Aim of the exercise: Collect every line that includes the string "name".

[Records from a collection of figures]
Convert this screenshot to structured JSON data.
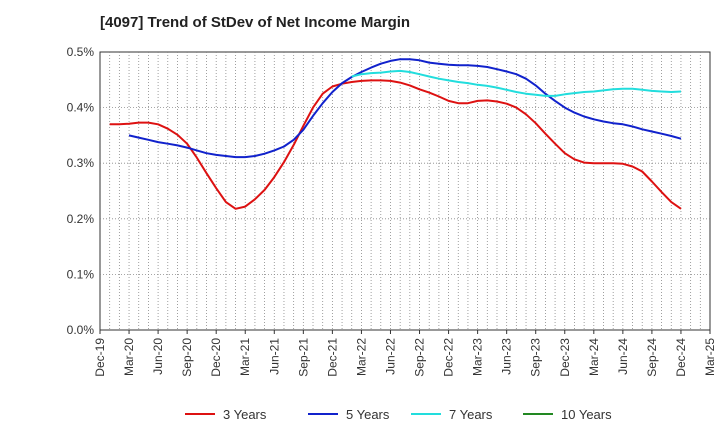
{
  "chart_data": {
    "type": "line",
    "title": "[4097]  Trend of StDev of Net Income Margin",
    "xlabel": "",
    "ylabel": "",
    "ylim": [
      0,
      0.5
    ],
    "y_unit": "%",
    "y_ticks": [
      "0.0%",
      "0.1%",
      "0.2%",
      "0.3%",
      "0.4%",
      "0.5%"
    ],
    "x_ticks": [
      "Dec-19",
      "Mar-20",
      "Jun-20",
      "Sep-20",
      "Dec-20",
      "Mar-21",
      "Jun-21",
      "Sep-21",
      "Dec-21",
      "Mar-22",
      "Jun-22",
      "Sep-22",
      "Dec-22",
      "Mar-23",
      "Jun-23",
      "Sep-23",
      "Dec-23",
      "Mar-24",
      "Jun-24",
      "Sep-24",
      "Dec-24",
      "Mar-25"
    ],
    "grid": true,
    "legend_position": "bottom",
    "series": [
      {
        "name": "3 Years",
        "color": "#dd1111",
        "values": [
          0.37,
          0.37,
          0.371,
          0.373,
          0.373,
          0.37,
          0.362,
          0.351,
          0.335,
          0.31,
          0.282,
          0.255,
          0.23,
          0.218,
          0.222,
          0.235,
          0.252,
          0.275,
          0.302,
          0.333,
          0.367,
          0.4,
          0.425,
          0.438,
          0.443,
          0.446,
          0.448,
          0.449,
          0.449,
          0.448,
          0.445,
          0.44,
          0.433,
          0.427,
          0.42,
          0.412,
          0.408,
          0.408,
          0.412,
          0.413,
          0.411,
          0.407,
          0.4,
          0.388,
          0.372,
          0.353,
          0.335,
          0.318,
          0.307,
          0.301,
          0.3,
          0.3,
          0.3,
          0.299,
          0.294,
          0.285,
          0.267,
          0.248,
          0.23,
          0.218
        ]
      },
      {
        "name": "5 Years",
        "color": "#1122cc",
        "values": [
          null,
          null,
          0.35,
          0.346,
          0.342,
          0.338,
          0.335,
          0.332,
          0.328,
          0.323,
          0.318,
          0.315,
          0.313,
          0.311,
          0.311,
          0.313,
          0.317,
          0.323,
          0.33,
          0.342,
          0.36,
          0.385,
          0.408,
          0.428,
          0.444,
          0.455,
          0.464,
          0.472,
          0.479,
          0.484,
          0.487,
          0.487,
          0.485,
          0.481,
          0.479,
          0.477,
          0.476,
          0.476,
          0.475,
          0.473,
          0.469,
          0.465,
          0.46,
          0.452,
          0.44,
          0.425,
          0.412,
          0.4,
          0.391,
          0.384,
          0.379,
          0.375,
          0.372,
          0.37,
          0.366,
          0.361,
          0.357,
          0.353,
          0.349,
          0.344
        ]
      },
      {
        "name": "7 Years",
        "color": "#22dddd",
        "values": [
          null,
          null,
          null,
          null,
          null,
          null,
          null,
          null,
          null,
          null,
          null,
          null,
          null,
          null,
          null,
          null,
          null,
          null,
          null,
          null,
          null,
          null,
          null,
          null,
          null,
          0.456,
          0.46,
          0.462,
          0.463,
          0.465,
          0.466,
          0.464,
          0.46,
          0.456,
          0.452,
          0.449,
          0.446,
          0.444,
          0.441,
          0.439,
          0.436,
          0.432,
          0.428,
          0.425,
          0.423,
          0.421,
          0.421,
          0.424,
          0.426,
          0.428,
          0.429,
          0.431,
          0.433,
          0.434,
          0.434,
          0.432,
          0.43,
          0.429,
          0.428,
          0.429
        ]
      },
      {
        "name": "10 Years",
        "color": "#228822",
        "values": []
      }
    ]
  }
}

Exercise output:
        "name": "3 Years",
        "name": "5 Years",
        "name": "7 Years",
        "name": "10 Years",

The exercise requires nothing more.